===== DATA SUPPLIED =====

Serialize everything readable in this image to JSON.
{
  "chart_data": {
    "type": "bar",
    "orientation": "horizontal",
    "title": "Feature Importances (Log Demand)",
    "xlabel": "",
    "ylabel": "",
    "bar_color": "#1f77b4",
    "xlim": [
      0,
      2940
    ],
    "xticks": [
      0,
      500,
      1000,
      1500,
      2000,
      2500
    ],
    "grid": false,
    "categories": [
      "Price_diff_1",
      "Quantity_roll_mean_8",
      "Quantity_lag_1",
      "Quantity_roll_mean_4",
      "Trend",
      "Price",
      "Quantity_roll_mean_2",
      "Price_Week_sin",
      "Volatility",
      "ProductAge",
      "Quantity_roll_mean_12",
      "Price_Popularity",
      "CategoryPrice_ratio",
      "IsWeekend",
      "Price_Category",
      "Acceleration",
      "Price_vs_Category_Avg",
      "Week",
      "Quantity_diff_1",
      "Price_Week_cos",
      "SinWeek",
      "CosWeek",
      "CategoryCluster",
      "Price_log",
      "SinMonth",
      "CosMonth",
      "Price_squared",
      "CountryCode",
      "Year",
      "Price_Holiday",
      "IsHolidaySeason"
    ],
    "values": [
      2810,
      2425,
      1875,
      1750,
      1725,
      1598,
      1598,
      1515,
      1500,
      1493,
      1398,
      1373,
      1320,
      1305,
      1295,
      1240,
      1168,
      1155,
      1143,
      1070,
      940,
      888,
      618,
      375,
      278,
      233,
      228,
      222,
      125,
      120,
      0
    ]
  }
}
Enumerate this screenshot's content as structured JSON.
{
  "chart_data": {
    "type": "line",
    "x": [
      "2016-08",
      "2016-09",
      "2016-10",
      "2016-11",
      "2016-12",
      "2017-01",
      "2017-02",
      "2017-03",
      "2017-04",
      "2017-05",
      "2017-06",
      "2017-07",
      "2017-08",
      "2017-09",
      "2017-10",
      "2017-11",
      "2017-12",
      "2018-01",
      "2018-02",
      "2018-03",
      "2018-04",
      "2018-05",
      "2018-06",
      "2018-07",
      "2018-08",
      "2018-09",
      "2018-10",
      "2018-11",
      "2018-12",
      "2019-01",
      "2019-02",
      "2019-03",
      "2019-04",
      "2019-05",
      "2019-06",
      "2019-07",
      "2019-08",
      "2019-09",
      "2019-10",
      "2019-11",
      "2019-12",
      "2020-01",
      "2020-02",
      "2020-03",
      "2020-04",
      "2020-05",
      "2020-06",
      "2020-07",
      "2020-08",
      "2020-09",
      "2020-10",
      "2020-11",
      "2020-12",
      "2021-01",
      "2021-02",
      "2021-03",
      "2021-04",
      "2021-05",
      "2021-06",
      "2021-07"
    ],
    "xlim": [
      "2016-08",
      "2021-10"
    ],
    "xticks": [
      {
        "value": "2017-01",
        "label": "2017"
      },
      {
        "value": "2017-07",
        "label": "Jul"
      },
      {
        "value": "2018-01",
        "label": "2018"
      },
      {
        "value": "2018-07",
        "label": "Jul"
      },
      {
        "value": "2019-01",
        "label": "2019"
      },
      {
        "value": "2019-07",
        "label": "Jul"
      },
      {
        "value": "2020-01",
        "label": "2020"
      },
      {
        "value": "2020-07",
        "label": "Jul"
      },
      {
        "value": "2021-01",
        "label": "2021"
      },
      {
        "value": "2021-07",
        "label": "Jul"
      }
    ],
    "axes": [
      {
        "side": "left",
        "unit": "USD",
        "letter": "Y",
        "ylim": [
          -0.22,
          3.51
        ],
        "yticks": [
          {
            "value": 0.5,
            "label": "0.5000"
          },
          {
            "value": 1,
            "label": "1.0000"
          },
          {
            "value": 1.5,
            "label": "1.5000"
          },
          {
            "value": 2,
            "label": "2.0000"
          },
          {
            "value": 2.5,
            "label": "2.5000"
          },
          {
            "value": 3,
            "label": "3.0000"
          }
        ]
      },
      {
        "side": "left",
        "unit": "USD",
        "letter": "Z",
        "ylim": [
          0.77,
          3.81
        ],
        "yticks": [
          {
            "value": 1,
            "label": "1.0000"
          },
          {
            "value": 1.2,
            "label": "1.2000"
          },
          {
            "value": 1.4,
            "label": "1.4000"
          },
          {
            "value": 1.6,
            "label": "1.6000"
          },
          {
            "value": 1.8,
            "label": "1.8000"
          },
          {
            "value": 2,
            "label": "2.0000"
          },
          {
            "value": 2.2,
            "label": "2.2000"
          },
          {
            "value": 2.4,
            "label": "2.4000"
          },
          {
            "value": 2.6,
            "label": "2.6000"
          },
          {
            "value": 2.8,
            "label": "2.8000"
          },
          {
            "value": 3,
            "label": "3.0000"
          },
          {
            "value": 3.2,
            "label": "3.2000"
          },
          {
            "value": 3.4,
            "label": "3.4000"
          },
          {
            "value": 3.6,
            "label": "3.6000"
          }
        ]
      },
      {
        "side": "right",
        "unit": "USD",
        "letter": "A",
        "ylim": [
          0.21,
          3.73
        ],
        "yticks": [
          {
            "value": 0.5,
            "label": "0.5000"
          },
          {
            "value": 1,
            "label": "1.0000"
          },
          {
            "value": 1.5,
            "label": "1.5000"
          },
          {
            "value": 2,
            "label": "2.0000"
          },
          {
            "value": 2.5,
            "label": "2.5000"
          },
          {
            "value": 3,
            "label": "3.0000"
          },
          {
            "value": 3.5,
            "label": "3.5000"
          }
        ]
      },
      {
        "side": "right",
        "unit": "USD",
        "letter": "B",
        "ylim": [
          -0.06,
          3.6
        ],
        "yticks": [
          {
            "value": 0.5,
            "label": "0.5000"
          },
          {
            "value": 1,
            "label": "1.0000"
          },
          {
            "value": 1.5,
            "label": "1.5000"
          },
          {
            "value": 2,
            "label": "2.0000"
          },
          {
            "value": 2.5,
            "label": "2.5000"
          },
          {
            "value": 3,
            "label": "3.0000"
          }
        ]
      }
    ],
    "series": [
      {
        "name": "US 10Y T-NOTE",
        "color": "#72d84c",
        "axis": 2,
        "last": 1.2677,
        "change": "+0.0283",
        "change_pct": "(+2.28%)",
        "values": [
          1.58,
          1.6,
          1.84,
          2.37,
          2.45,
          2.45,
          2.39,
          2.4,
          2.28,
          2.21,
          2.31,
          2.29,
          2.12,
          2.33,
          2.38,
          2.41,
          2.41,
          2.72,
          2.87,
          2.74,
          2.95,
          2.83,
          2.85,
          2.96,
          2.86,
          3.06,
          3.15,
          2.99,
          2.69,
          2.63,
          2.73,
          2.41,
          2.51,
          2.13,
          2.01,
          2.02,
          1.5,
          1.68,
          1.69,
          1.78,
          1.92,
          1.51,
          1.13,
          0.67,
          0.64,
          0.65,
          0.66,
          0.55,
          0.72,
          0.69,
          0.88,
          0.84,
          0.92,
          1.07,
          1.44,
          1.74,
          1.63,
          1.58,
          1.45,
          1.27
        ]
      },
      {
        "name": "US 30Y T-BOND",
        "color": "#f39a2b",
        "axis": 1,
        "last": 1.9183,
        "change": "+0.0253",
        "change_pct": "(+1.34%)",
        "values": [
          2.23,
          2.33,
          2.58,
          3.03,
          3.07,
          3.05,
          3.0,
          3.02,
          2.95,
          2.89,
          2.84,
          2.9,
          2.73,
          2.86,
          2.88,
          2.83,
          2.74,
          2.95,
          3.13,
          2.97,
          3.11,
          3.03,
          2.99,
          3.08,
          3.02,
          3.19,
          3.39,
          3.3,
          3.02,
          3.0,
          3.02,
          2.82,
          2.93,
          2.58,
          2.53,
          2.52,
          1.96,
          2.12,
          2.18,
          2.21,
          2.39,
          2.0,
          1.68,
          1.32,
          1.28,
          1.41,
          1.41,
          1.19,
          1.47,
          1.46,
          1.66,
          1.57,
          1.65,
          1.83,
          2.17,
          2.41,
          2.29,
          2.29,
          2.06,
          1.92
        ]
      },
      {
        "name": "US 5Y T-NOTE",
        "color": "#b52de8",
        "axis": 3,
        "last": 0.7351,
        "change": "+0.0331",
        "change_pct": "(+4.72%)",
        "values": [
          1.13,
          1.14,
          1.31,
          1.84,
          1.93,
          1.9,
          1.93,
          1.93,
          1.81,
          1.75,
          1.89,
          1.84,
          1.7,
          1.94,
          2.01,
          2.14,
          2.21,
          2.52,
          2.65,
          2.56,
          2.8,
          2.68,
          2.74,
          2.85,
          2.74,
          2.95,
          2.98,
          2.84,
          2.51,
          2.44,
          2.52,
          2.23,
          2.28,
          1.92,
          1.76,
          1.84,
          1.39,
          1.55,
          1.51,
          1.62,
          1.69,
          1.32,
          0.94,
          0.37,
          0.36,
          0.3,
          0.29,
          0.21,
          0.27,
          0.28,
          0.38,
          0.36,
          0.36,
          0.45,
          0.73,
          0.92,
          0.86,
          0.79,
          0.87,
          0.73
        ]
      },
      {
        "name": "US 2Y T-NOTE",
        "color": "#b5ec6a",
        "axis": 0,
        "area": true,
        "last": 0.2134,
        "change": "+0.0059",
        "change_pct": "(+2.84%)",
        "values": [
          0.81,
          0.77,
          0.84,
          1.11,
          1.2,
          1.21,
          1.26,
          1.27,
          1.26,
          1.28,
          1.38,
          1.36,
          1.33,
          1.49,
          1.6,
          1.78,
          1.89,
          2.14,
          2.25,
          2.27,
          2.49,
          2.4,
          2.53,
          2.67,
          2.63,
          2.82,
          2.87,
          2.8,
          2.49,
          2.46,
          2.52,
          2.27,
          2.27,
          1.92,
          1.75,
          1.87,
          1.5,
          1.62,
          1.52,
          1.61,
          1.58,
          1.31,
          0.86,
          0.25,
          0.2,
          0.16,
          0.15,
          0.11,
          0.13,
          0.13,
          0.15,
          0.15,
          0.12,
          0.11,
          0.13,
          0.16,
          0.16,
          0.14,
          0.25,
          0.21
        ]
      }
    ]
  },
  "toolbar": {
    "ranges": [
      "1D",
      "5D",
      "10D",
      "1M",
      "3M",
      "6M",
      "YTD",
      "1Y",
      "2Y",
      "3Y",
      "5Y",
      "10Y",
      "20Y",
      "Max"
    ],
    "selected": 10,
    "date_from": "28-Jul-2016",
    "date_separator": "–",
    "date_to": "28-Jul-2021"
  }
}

=====

Identify the lines that contain the string "this", and copy every one of them.

> _PROBLEM SOLUTION_:
Serialize everything readable in this image to JSON.
Enumerate this screenshot's content as structured JSON.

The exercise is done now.